DATA TO USE:

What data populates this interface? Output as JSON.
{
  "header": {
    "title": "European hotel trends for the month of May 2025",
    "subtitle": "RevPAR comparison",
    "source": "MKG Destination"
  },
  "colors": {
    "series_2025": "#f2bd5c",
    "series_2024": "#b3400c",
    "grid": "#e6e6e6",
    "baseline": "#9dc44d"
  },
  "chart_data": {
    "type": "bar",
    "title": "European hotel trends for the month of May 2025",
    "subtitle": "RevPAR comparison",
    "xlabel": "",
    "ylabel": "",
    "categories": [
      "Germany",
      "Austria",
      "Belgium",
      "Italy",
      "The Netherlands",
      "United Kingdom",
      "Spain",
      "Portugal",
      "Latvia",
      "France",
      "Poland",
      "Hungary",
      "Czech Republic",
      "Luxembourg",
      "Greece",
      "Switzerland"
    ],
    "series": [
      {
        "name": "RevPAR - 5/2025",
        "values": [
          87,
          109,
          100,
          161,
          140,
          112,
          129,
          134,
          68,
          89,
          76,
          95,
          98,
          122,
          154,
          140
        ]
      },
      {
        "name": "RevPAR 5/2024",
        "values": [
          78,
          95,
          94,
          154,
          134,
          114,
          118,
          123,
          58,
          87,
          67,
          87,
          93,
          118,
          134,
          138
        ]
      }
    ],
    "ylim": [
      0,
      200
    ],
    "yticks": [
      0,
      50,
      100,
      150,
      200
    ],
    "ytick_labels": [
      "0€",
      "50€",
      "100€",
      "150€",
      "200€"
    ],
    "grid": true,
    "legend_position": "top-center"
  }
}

SHORT TASK: Repeat the listing above without any change.

EXERCISE ANSWER:
What data populates this interface? Output as JSON.
{
  "header": {
    "title": "European hotel trends for the month of May 2025",
    "subtitle": "RevPAR comparison",
    "source": "MKG Destination"
  },
  "colors": {
    "series_2025": "#f2bd5c",
    "series_2024": "#b3400c",
    "grid": "#e6e6e6",
    "baseline": "#9dc44d"
  },
  "chart_data": {
    "type": "bar",
    "title": "European hotel trends for the month of May 2025",
    "subtitle": "RevPAR comparison",
    "xlabel": "",
    "ylabel": "",
    "categories": [
      "Germany",
      "Austria",
      "Belgium",
      "Italy",
      "The Netherlands",
      "United Kingdom",
      "Spain",
      "Portugal",
      "Latvia",
      "France",
      "Poland",
      "Hungary",
      "Czech Republic",
      "Luxembourg",
      "Greece",
      "Switzerland"
    ],
    "series": [
      {
        "name": "RevPAR - 5/2025",
        "values": [
          87,
          109,
          100,
          161,
          140,
          112,
          129,
          134,
          68,
          89,
          76,
          95,
          98,
          122,
          154,
          140
        ]
      },
      {
        "name": "RevPAR 5/2024",
        "values": [
          78,
          95,
          94,
          154,
          134,
          114,
          118,
          123,
          58,
          87,
          67,
          87,
          93,
          118,
          134,
          138
        ]
      }
    ],
    "ylim": [
      0,
      200
    ],
    "yticks": [
      0,
      50,
      100,
      150,
      200
    ],
    "ytick_labels": [
      "0€",
      "50€",
      "100€",
      "150€",
      "200€"
    ],
    "grid": true,
    "legend_position": "top-center"
  }
}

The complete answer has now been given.